▶ _EXERCISE_:
Look through the listing for the word "three". Copy each line that has it.

▶ _DATA SHOWN_:
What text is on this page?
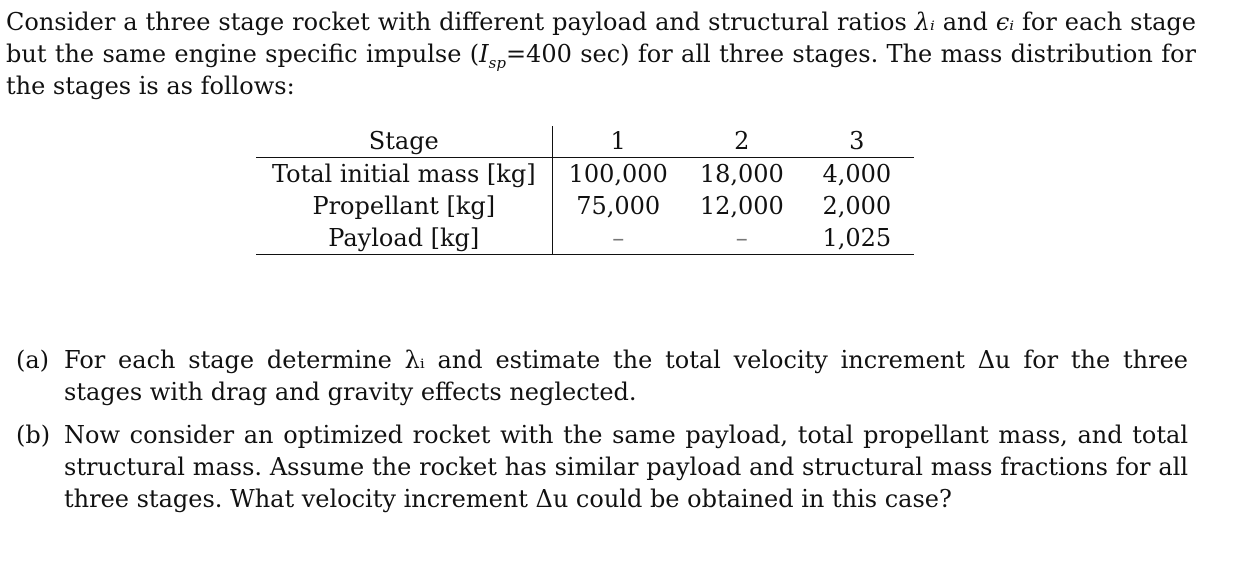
Consider a three stage rocket with different payload and structural ratios λᵢ and ϵᵢ for each stage but the same engine specific impulse ($I_{sp}=400$ sec) for all three stages. The mass distribution for the stages is as follows:
Stage	1	2	3
Total initial mass [kg]	100,000	18,000	4,000
Propellant [kg]	75,000	12,000	2,000
Payload [kg]	–	–	1,025
(a) For each stage determine λᵢ and estimate the total velocity increment Δu for the three stages with drag and gravity effects neglected.
(b) Now consider an optimized rocket with the same payload, total propellant mass, and total structural mass. Assume the rocket has similar payload and structural mass fractions for all three stages. What velocity increment Δu could be obtained in this case?
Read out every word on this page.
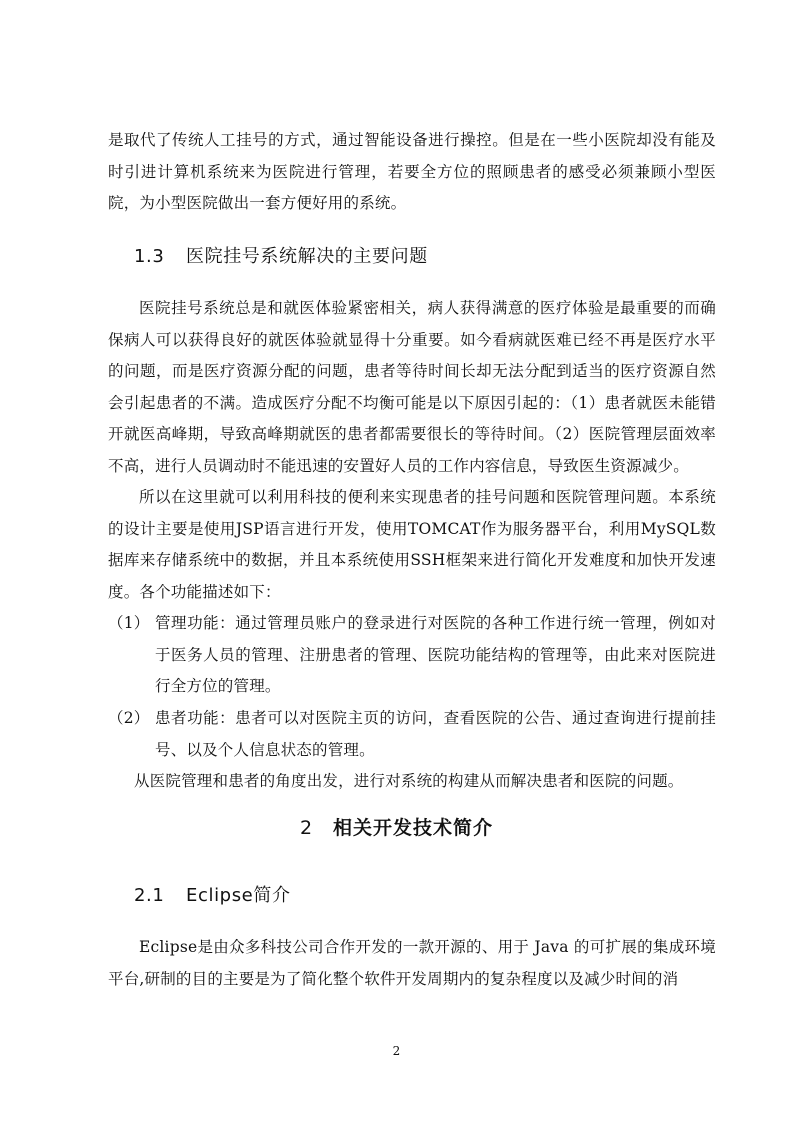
是取代了传统人工挂号的方式，通过智能设备进行操控。但是在一些小医院却没有能及时引进计算机系统来为医院进行管理，若要全方位的照顾患者的感受必须兼顾小型医院，为小型医院做出一套方便好用的系统。

1.3 医院挂号系统解决的主要问题

医院挂号系统总是和就医体验紧密相关，病人获得满意的医疗体验是最重要的而确保病人可以获得良好的就医体验就显得十分重要。如今看病就医难已经不再是医疗水平的问题，而是医疗资源分配的问题，患者等待时间长却无法分配到适当的医疗资源自然会引起患者的不满。造成医疗分配不均衡可能是以下原因引起的：（1）患者就医未能错开就医高峰期，导致高峰期就医的患者都需要很长的等待时间。（2）医院管理层面效率不高，进行人员调动时不能迅速的安置好人员的工作内容信息，导致医生资源减少。

所以在这里就可以利用科技的便利来实现患者的挂号问题和医院管理问题。本系统的设计主要是使用JSP语言进行开发，使用TOMCAT作为服务器平台，利用MySQL数据库来存储系统中的数据，并且本系统使用SSH框架来进行简化开发难度和加快开发速度。各个功能描述如下：

（1） 管理功能：通过管理员账户的登录进行对医院的各种工作进行统一管理，例如对于医务人员的管理、注册患者的管理、医院功能结构的管理等，由此来对医院进行全方位的管理。
（2） 患者功能：患者可以对医院主页的访问，查看医院的公告、通过查询进行提前挂号、以及个人信息状态的管理。

从医院管理和患者的角度出发，进行对系统的构建从而解决患者和医院的问题。

2 相关开发技术简介
2.1 Eclipse简介

Eclipse是由众多科技公司合作开发的一款开源的、用于 Java 的可扩展的集成环境平台,研制的目的主要是为了简化整个软件开发周期内的复杂程度以及减少时间的消

2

▶ _OUTPUT FOR THIS EXERCISE_:
Consider a three stage rocket with different payload and structural ratios λᵢ and ϵᵢ for each stage but the same engine specific impulse ($I_{sp}=400$ sec) for all three stages. The mass distribution for the stages is as follows:
(a) For each stage determine λᵢ and estimate the total velocity increment Δu for the three stages with drag and gravity effects neglected.
(b) Now consider an optimized rocket with the same payload, total propellant mass, and total structural mass. Assume the rocket has similar payload and structural mass fractions for all three stages. What velocity increment Δu could be obtained in this case?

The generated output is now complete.